Task objective
Copy every line of the following data that includes the string "делении".

· · · · ·

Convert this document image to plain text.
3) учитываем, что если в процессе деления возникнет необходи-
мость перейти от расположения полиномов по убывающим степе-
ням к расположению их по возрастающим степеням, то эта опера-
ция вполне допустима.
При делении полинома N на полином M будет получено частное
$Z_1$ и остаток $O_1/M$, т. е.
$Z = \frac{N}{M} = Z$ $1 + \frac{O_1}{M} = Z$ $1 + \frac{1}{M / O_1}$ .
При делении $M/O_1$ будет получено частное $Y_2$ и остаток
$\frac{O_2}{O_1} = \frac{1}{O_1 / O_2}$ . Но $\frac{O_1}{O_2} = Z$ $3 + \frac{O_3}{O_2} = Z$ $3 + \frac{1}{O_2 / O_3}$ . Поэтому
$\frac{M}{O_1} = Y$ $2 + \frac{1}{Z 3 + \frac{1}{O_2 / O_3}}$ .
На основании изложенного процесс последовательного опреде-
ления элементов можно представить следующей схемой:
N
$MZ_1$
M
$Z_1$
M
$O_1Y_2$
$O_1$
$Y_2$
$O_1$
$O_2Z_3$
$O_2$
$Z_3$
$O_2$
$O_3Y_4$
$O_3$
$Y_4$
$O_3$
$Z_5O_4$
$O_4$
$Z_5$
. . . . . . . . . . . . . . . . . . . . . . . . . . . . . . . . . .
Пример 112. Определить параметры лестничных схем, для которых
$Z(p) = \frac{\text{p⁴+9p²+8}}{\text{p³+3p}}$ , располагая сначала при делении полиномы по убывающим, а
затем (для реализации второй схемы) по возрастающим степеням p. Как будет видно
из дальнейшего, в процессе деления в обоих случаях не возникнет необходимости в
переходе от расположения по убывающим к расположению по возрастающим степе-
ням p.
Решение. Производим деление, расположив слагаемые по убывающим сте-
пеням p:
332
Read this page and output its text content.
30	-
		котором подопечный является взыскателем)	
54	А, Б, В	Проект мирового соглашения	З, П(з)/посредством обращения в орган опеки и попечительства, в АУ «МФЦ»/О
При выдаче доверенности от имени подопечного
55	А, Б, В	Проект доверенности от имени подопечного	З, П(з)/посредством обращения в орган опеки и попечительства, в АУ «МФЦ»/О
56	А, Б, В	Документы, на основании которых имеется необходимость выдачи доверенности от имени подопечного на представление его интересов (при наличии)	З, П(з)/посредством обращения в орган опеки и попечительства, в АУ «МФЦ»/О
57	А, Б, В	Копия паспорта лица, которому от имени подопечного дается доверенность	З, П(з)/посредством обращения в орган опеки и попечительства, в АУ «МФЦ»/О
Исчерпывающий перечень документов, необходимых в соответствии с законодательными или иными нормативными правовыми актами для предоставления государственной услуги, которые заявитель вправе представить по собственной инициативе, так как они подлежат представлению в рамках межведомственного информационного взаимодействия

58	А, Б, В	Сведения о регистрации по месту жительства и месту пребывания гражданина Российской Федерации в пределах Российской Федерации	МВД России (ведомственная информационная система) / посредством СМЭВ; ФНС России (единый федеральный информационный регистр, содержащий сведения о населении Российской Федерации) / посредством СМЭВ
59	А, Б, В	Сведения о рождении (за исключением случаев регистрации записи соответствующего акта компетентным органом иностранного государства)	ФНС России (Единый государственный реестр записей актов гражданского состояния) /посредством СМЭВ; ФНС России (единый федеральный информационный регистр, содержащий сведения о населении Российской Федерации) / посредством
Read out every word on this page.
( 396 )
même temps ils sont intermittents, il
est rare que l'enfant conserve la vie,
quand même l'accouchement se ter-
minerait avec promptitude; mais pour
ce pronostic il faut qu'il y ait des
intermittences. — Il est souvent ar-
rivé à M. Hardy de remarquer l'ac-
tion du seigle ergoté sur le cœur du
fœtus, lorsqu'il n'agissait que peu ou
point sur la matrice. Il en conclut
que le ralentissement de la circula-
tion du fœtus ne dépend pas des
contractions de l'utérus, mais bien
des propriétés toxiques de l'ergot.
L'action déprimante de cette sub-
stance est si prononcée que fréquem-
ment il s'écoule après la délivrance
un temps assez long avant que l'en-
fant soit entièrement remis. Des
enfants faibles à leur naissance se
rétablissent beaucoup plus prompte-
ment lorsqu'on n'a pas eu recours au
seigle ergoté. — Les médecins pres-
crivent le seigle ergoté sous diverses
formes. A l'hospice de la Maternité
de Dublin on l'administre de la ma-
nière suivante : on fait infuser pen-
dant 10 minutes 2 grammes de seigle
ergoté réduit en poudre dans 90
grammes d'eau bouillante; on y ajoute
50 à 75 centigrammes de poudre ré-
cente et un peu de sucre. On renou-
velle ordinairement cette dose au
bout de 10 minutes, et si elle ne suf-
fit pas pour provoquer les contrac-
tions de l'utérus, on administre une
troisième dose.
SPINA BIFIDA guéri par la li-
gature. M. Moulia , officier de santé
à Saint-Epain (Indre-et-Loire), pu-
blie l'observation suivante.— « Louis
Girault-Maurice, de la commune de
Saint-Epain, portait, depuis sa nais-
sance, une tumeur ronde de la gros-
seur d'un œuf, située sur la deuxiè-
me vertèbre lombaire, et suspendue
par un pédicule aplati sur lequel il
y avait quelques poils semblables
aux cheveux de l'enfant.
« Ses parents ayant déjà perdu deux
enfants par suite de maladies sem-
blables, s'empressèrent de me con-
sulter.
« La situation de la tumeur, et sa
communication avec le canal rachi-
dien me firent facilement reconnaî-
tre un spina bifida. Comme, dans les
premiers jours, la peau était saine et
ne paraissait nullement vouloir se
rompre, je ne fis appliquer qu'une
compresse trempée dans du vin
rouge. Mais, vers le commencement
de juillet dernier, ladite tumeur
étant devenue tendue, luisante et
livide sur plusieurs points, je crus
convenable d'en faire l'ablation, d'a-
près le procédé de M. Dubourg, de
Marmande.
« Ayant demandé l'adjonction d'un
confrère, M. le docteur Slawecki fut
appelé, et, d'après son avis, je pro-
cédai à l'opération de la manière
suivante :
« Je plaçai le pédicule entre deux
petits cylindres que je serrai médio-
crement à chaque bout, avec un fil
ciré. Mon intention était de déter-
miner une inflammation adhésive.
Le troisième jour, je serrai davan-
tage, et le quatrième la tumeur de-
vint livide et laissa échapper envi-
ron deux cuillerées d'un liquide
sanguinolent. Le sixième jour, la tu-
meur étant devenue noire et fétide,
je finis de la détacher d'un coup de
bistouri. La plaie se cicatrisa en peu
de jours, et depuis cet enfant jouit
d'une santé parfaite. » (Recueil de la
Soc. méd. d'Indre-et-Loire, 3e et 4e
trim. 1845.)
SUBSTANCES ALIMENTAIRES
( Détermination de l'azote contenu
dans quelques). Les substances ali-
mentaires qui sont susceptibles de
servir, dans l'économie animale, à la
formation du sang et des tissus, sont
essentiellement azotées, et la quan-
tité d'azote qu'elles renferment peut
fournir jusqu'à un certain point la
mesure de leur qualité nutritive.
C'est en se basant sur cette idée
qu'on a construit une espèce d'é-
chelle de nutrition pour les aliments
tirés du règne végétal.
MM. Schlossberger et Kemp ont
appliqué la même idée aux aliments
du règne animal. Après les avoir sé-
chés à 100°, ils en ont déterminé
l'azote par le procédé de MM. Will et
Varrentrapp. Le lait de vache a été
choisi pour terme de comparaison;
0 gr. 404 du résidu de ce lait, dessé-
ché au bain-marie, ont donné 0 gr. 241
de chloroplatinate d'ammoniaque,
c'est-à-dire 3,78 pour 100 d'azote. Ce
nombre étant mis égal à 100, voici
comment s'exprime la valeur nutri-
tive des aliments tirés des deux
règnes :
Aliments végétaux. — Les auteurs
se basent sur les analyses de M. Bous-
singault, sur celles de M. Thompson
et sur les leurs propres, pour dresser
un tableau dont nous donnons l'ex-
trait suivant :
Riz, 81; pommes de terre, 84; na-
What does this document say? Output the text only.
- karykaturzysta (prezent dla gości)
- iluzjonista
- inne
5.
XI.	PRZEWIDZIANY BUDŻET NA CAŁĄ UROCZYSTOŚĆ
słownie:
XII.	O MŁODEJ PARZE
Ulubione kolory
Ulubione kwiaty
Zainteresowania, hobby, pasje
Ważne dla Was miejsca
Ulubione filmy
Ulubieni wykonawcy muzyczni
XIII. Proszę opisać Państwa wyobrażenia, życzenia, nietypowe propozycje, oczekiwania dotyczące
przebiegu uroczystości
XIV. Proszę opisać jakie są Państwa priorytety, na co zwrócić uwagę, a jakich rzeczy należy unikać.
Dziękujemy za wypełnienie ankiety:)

· · · · ·

Answer to this task
При делении полинома N на полином M будет получено частное
При делении $M/O_1$ будет получено частное $Y_2$ и остаток
$Z(p) = \frac{\text{p⁴+9p²+8}}{\text{p³+3p}}$ , располагая сначала при делении полиномы по убывающим, а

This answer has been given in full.